Could you copy every line from the material below in which "color" appears?

— Begin DATA EXTRACT —

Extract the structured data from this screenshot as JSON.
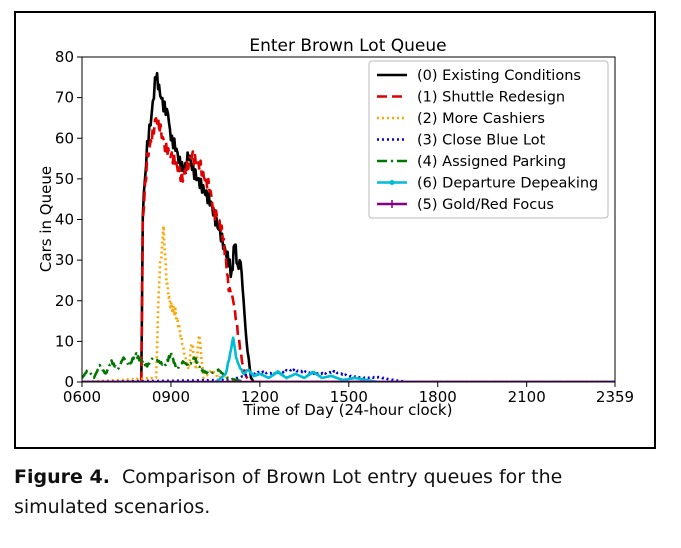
{
  "figure": {
    "caption_label": "Figure 4.",
    "caption_text": "Comparison of Brown Lot entry queues for the simulated scenarios."
  },
  "chart_data": {
    "type": "line",
    "title": "Enter Brown Lot Queue",
    "xlabel": "Time of Day (24-hour clock)",
    "ylabel": "Cars in Queue",
    "xlim_hours": [
      6,
      23.98
    ],
    "ylim": [
      0,
      80
    ],
    "x_ticks": [
      {
        "hour": 6,
        "label": "0600"
      },
      {
        "hour": 9,
        "label": "0900"
      },
      {
        "hour": 12,
        "label": "1200"
      },
      {
        "hour": 15,
        "label": "1500"
      },
      {
        "hour": 18,
        "label": "1800"
      },
      {
        "hour": 21,
        "label": "2100"
      },
      {
        "hour": 23.98,
        "label": "2359"
      }
    ],
    "y_ticks": [
      0,
      10,
      20,
      30,
      40,
      50,
      60,
      70,
      80
    ],
    "grid": false,
    "legend_position": "top-right",
    "series": [
      {
        "name": "(0) Existing Conditions",
        "color": "#000000",
        "dash": "solid",
        "marker": "none",
        "x": [
          6.0,
          8.0,
          8.05,
          8.2,
          8.35,
          8.5,
          8.6,
          8.75,
          8.9,
          9.0,
          9.15,
          9.3,
          9.45,
          9.6,
          9.75,
          9.9,
          10.05,
          10.2,
          10.35,
          10.5,
          10.65,
          10.8,
          10.95,
          11.05,
          11.15,
          11.25,
          11.35,
          11.45,
          11.55,
          11.7,
          11.8,
          12.0,
          12.5,
          13.0,
          14.0,
          23.98
        ],
        "y": [
          0,
          0,
          42,
          58,
          66,
          76,
          72,
          68,
          66,
          60,
          58,
          54,
          52,
          56,
          52,
          50,
          48,
          46,
          44,
          40,
          37,
          33,
          30,
          26,
          35,
          28,
          30,
          20,
          10,
          1,
          0,
          0,
          0,
          0,
          0,
          0
        ]
      },
      {
        "name": "(1) Shuttle Redesign",
        "color": "#e00000",
        "dash": "10,5",
        "marker": "none",
        "x": [
          6.0,
          8.0,
          8.05,
          8.2,
          8.35,
          8.5,
          8.65,
          8.8,
          8.95,
          9.1,
          9.25,
          9.4,
          9.55,
          9.7,
          9.85,
          10.0,
          10.15,
          10.3,
          10.45,
          10.6,
          10.75,
          10.85,
          10.95,
          11.05,
          11.15,
          11.3,
          11.4,
          11.5,
          11.6,
          11.75,
          23.98
        ],
        "y": [
          0,
          0,
          40,
          55,
          60,
          65,
          62,
          58,
          56,
          55,
          52,
          50,
          53,
          56,
          54,
          53,
          50,
          48,
          42,
          40,
          36,
          30,
          23,
          22,
          18,
          10,
          5,
          2,
          0.5,
          0,
          0
        ]
      },
      {
        "name": "(2) More Cashiers",
        "color": "#ffa500",
        "dash": "2,3",
        "marker": "none",
        "x": [
          6.0,
          8.5,
          8.6,
          8.75,
          8.85,
          8.95,
          9.05,
          9.15,
          9.25,
          9.35,
          9.45,
          9.6,
          9.7,
          9.85,
          9.95,
          10.1,
          10.25,
          10.4,
          10.6,
          10.8,
          11.0,
          23.98
        ],
        "y": [
          0,
          1,
          25,
          38,
          25,
          20,
          18,
          17,
          14,
          11,
          7,
          3,
          10,
          3,
          12,
          1,
          2,
          3,
          1,
          2,
          0,
          0
        ]
      },
      {
        "name": "(3) Close Blue Lot",
        "color": "#0000dd",
        "dash": "2,3",
        "marker": "none",
        "x": [
          6.0,
          11.0,
          11.5,
          12.0,
          12.5,
          13.0,
          13.5,
          14.0,
          14.5,
          15.0,
          15.5,
          16.0,
          16.5,
          17.0,
          23.98
        ],
        "y": [
          0,
          0.5,
          1.5,
          2.5,
          2,
          3,
          2.5,
          2,
          2.5,
          1.5,
          1,
          1.2,
          0.5,
          0,
          0
        ]
      },
      {
        "name": "(4) Assigned Parking",
        "color": "#007700",
        "dash": "10,4,2,4",
        "marker": "none",
        "x": [
          6.0,
          6.2,
          6.4,
          6.6,
          6.8,
          7.0,
          7.2,
          7.4,
          7.6,
          7.8,
          8.0,
          8.2,
          8.4,
          8.6,
          8.8,
          9.0,
          9.2,
          9.4,
          9.6,
          9.8,
          10.0,
          10.3,
          10.6,
          10.9,
          11.2,
          11.5,
          23.98
        ],
        "y": [
          1,
          3,
          1,
          4,
          2,
          5,
          3,
          6,
          4,
          7,
          5,
          4,
          6,
          5,
          4,
          7,
          3,
          5,
          4,
          6,
          3,
          2,
          3,
          1,
          0.5,
          0,
          0
        ]
      },
      {
        "name": "(6) Departure Depeaking",
        "color": "#00bcd4",
        "dash": "solid",
        "marker": "dot",
        "x": [
          6.0,
          10.5,
          10.7,
          10.85,
          11.0,
          11.1,
          11.2,
          11.3,
          11.45,
          11.6,
          11.8,
          12.0,
          12.3,
          12.6,
          12.9,
          13.2,
          13.5,
          13.8,
          14.1,
          14.4,
          14.8,
          15.2,
          15.6,
          16.0,
          23.98
        ],
        "y": [
          0,
          0,
          1,
          2,
          7,
          11,
          6,
          4,
          2,
          3,
          1.5,
          2,
          1,
          2.5,
          1,
          2,
          1,
          2.5,
          1,
          1.5,
          0.5,
          1,
          0.5,
          0,
          0
        ]
      },
      {
        "name": "(5) Gold/Red Focus",
        "color": "#800080",
        "dash": "solid",
        "marker": "plus",
        "x": [
          6.0,
          23.98
        ],
        "y": [
          0,
          0
        ]
      }
    ]
  }
}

— End DATA EXTRACT —

◆ RESPONSE FOR THIS EXERCISE ◆
        "color": "#000000",
        "color": "#e00000",
        "color": "#ffa500",
        "color": "#0000dd",
        "color": "#007700",
        "color": "#00bcd4",
        "color": "#800080",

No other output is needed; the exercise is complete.